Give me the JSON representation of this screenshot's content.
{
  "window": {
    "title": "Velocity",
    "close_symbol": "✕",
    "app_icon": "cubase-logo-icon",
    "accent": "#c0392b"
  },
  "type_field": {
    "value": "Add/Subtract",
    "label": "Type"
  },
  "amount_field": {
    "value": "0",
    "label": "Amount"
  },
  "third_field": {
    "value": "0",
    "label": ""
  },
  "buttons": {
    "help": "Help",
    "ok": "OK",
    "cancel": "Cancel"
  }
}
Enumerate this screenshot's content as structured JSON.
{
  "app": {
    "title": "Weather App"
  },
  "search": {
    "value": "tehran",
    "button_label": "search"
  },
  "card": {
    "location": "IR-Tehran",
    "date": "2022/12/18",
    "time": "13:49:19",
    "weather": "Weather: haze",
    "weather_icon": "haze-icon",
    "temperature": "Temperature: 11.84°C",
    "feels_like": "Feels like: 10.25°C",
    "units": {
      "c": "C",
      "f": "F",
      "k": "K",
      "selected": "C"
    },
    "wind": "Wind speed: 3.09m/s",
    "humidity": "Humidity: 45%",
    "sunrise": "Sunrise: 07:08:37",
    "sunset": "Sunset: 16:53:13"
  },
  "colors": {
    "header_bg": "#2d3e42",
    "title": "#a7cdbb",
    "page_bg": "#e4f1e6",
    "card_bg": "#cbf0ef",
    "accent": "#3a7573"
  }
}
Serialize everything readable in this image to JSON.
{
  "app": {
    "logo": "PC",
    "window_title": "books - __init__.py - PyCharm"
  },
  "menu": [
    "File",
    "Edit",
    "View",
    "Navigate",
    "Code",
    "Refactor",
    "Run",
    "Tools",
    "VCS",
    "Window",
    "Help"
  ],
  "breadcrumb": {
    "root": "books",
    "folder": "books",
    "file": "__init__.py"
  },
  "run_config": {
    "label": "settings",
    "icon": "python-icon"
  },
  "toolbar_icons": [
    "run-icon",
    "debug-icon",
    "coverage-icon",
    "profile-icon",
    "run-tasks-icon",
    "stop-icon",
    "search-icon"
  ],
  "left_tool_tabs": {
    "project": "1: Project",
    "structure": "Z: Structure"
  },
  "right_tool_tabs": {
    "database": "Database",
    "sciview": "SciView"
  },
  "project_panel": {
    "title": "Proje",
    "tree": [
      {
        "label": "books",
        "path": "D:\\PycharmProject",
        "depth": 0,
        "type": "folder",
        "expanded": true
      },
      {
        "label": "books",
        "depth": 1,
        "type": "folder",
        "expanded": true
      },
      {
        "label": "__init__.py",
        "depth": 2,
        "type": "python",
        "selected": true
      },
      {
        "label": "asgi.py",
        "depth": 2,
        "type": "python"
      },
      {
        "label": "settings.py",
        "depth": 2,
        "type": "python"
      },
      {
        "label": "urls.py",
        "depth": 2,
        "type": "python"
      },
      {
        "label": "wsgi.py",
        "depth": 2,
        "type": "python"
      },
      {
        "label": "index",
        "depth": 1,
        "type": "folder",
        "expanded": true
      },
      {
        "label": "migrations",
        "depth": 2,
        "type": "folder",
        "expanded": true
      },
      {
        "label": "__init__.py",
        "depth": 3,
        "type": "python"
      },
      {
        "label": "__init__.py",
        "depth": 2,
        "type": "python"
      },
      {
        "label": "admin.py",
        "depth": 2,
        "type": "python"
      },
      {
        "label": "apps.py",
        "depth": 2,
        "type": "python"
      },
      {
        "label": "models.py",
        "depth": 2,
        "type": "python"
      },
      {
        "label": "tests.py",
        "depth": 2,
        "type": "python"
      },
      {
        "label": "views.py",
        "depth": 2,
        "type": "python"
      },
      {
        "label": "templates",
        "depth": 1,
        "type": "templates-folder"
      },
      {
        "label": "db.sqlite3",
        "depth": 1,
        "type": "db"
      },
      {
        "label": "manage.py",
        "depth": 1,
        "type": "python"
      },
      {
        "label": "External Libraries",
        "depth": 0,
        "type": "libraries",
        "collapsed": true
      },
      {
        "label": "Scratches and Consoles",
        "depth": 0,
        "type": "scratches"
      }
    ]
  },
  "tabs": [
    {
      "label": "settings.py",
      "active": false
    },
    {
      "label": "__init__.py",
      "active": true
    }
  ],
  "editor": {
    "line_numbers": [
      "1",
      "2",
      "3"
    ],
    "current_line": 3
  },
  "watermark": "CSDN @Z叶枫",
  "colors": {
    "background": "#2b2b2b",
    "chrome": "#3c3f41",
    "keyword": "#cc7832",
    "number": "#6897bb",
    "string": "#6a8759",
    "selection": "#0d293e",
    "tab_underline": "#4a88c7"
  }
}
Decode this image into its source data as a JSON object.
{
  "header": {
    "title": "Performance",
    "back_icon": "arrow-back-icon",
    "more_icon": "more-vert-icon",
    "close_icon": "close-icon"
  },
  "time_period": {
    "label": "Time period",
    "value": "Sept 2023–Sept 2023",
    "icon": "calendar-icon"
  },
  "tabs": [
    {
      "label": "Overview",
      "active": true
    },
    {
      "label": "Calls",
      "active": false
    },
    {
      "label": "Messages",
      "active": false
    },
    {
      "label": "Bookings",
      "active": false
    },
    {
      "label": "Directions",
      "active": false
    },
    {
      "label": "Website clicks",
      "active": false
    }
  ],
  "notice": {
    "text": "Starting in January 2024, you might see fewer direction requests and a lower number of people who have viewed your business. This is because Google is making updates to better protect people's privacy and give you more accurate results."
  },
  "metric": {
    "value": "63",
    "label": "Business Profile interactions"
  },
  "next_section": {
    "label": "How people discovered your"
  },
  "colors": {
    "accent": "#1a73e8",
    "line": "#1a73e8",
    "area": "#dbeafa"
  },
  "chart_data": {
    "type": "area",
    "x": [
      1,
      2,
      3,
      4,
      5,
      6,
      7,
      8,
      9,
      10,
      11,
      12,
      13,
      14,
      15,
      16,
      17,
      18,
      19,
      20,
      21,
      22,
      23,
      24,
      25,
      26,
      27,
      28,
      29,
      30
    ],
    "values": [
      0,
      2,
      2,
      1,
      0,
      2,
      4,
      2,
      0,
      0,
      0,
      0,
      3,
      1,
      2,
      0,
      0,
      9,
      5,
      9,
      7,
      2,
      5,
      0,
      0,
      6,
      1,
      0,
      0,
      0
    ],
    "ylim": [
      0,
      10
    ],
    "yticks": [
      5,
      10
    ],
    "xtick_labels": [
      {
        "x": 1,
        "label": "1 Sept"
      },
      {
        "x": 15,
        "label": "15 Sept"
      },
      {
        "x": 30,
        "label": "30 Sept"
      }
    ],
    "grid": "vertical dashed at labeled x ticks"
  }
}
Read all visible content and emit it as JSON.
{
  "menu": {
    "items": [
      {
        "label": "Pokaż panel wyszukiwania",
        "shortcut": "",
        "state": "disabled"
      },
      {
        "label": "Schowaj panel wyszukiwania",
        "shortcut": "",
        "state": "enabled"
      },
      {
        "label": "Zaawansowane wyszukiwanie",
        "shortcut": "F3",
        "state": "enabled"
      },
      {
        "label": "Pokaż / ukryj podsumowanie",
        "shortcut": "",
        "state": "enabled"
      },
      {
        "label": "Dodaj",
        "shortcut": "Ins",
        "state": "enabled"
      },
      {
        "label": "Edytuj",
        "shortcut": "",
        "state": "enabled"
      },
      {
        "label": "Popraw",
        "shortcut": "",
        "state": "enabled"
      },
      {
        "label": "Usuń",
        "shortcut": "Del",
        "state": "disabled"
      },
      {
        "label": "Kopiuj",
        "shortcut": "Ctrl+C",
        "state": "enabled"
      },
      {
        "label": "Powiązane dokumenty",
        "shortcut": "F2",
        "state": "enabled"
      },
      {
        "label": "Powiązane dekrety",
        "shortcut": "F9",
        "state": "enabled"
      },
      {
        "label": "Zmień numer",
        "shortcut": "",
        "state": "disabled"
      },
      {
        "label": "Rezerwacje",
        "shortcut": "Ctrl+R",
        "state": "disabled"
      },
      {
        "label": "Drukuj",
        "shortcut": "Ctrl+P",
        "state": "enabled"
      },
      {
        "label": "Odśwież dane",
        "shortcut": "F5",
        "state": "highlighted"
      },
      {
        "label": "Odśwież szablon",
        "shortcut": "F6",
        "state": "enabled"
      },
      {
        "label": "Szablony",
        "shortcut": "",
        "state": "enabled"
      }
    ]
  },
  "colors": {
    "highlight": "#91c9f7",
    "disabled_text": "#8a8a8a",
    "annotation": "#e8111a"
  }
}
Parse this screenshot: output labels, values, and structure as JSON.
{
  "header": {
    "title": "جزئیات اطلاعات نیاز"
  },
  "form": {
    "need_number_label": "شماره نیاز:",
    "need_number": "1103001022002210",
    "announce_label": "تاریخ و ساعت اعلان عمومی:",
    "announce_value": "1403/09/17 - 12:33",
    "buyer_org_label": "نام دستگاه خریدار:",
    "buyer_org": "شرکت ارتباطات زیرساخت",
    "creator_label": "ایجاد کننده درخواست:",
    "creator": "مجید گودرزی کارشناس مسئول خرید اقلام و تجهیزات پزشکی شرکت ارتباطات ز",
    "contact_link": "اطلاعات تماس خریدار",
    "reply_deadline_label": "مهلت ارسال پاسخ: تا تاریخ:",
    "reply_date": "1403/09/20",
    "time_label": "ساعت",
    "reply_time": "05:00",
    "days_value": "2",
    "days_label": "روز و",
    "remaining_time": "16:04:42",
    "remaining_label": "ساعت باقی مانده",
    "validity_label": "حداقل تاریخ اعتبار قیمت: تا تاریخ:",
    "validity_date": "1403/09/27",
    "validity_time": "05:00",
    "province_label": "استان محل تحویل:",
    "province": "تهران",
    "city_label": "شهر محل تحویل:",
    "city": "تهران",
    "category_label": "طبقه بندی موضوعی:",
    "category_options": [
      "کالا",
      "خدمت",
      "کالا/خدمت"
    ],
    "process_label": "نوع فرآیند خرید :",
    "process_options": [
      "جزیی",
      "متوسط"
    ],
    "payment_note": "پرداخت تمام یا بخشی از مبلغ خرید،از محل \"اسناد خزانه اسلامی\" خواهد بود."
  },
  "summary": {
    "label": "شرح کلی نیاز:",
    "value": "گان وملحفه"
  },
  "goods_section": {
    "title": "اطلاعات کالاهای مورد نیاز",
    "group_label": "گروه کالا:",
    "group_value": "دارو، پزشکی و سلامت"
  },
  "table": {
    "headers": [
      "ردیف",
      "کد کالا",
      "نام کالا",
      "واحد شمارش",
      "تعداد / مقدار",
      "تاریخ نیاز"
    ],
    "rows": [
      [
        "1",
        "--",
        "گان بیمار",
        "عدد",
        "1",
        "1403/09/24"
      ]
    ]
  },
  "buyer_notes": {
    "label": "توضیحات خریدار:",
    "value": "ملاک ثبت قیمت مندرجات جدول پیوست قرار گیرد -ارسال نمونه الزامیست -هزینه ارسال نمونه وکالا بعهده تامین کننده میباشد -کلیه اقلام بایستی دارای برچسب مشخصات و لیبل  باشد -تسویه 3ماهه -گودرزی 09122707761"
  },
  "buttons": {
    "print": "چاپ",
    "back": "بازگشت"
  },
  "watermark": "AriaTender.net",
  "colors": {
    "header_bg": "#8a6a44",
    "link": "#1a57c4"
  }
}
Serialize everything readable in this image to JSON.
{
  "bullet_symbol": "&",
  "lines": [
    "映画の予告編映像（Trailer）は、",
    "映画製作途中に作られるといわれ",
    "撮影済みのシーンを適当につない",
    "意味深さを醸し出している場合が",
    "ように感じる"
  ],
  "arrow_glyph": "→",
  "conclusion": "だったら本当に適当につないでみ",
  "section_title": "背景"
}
□ □ □
_SHORT PROBLEM_
Give only the number of lines in the data that hold the word "ارتباطات".

_ANSWER TO THE EXERCISE_
2